Requirement: Only a number is wanted: how many lines in these records contain the word "ylabel"?

___ Data lines ___

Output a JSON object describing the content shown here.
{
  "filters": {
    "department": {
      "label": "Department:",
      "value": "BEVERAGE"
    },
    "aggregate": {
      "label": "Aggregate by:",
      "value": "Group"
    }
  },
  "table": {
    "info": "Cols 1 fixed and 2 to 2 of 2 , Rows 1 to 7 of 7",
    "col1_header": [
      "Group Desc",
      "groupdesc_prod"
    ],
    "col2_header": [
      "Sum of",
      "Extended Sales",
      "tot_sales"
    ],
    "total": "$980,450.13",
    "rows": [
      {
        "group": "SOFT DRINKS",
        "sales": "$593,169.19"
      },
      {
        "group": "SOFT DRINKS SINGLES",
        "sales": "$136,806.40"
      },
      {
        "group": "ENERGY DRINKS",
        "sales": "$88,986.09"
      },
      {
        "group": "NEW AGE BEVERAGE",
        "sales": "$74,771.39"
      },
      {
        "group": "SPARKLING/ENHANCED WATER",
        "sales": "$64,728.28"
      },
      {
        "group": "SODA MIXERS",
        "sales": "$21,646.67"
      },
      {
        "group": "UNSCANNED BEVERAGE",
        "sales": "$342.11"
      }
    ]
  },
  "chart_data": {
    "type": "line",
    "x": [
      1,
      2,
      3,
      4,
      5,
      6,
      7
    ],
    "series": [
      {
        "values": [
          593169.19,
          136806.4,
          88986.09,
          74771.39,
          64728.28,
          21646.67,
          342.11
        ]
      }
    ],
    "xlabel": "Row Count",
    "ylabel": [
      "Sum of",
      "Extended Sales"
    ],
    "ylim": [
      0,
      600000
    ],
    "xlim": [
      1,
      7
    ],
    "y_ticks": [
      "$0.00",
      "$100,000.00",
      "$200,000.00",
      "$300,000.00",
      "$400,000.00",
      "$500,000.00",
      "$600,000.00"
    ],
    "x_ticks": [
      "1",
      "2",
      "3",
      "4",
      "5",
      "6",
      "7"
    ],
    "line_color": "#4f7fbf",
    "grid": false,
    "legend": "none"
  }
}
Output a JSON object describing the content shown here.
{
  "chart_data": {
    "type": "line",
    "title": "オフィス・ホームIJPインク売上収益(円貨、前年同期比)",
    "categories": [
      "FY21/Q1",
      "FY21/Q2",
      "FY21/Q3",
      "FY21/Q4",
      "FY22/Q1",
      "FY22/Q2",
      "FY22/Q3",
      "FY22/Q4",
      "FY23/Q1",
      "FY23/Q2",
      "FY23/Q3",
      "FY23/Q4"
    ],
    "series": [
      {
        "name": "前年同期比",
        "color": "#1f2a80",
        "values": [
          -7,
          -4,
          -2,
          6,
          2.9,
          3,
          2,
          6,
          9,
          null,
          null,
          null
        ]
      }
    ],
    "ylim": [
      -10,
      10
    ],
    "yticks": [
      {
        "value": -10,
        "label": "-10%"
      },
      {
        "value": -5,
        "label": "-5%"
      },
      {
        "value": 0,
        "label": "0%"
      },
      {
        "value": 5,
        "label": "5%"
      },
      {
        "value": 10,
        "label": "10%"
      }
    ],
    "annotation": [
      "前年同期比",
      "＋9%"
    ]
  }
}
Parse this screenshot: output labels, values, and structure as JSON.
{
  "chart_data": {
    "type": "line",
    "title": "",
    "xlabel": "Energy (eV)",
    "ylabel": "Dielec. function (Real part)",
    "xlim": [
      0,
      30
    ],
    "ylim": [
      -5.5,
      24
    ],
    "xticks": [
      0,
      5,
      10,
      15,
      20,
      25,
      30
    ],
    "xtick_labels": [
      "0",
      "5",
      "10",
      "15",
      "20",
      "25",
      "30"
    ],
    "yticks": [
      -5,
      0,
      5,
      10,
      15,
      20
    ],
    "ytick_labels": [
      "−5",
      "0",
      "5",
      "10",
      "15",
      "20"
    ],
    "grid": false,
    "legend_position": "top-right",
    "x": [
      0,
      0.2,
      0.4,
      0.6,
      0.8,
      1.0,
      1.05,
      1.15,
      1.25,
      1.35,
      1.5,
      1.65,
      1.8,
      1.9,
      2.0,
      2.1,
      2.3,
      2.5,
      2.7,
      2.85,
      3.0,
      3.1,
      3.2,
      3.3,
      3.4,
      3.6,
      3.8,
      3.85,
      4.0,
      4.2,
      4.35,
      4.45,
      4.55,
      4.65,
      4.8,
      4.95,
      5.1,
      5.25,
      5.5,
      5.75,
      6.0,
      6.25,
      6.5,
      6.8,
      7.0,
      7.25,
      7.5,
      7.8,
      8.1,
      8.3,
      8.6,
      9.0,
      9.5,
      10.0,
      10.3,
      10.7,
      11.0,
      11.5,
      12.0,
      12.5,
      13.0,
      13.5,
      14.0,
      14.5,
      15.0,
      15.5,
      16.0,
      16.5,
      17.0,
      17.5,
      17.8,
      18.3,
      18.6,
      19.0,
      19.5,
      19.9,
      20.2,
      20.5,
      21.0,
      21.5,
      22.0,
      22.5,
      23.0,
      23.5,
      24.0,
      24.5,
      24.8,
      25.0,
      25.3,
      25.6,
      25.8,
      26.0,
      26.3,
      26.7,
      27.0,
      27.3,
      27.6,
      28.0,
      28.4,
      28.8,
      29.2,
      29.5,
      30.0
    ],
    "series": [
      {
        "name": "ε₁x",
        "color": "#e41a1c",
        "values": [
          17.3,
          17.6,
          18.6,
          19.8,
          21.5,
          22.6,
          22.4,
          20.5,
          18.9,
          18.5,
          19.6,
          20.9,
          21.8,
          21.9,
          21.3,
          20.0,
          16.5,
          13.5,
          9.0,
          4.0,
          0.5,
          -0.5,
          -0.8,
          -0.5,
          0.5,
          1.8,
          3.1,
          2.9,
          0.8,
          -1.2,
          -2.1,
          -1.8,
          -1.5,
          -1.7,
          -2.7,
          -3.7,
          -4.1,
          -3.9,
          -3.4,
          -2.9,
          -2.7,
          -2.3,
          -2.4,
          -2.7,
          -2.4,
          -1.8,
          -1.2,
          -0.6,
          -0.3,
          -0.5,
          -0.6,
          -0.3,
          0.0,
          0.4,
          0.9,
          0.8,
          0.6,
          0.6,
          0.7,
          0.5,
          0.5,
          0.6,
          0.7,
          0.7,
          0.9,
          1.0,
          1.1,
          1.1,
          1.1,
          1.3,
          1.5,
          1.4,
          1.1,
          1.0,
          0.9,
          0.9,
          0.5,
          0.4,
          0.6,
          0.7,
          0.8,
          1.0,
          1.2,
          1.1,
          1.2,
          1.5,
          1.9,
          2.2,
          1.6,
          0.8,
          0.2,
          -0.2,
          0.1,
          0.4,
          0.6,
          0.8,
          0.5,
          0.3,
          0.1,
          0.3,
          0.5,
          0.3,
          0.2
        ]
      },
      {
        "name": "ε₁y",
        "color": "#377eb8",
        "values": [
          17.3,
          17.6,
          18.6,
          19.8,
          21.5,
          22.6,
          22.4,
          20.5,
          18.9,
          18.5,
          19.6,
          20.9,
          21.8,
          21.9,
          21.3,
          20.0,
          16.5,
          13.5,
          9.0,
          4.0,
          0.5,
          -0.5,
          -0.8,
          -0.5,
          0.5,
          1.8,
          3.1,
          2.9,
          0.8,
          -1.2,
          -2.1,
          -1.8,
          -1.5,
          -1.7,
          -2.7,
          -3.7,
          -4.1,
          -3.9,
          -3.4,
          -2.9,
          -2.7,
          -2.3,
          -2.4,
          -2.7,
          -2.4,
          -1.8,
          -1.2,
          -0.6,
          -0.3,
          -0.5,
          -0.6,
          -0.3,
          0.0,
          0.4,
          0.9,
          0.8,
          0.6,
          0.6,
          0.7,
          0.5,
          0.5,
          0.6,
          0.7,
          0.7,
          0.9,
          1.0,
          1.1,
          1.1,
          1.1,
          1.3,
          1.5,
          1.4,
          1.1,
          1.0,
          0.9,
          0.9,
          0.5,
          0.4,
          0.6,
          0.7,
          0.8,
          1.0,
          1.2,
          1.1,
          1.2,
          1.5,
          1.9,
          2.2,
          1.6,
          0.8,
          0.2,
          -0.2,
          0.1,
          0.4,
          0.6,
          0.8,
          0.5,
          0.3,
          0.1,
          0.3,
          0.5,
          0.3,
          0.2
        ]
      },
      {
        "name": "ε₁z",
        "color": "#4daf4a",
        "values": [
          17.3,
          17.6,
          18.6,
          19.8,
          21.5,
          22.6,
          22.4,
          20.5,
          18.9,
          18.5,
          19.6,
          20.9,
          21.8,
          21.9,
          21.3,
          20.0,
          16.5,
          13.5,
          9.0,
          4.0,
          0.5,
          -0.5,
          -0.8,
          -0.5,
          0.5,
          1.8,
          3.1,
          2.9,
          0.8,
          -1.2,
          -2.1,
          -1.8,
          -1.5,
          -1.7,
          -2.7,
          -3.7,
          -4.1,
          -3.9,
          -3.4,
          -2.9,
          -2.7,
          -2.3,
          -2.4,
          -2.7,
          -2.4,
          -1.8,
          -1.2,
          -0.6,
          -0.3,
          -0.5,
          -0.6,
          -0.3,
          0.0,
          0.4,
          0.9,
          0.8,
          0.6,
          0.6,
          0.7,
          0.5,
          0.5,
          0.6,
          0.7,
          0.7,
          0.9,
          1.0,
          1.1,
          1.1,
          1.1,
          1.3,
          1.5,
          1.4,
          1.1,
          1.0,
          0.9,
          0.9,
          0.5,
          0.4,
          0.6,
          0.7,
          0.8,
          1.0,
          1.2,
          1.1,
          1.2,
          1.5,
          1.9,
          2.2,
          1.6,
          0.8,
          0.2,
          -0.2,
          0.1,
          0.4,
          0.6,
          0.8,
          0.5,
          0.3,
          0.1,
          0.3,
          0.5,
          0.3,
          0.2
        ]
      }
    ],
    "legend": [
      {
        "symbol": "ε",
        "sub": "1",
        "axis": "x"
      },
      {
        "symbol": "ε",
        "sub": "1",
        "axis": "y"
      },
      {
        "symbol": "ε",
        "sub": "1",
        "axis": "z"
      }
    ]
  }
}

___

Response: 2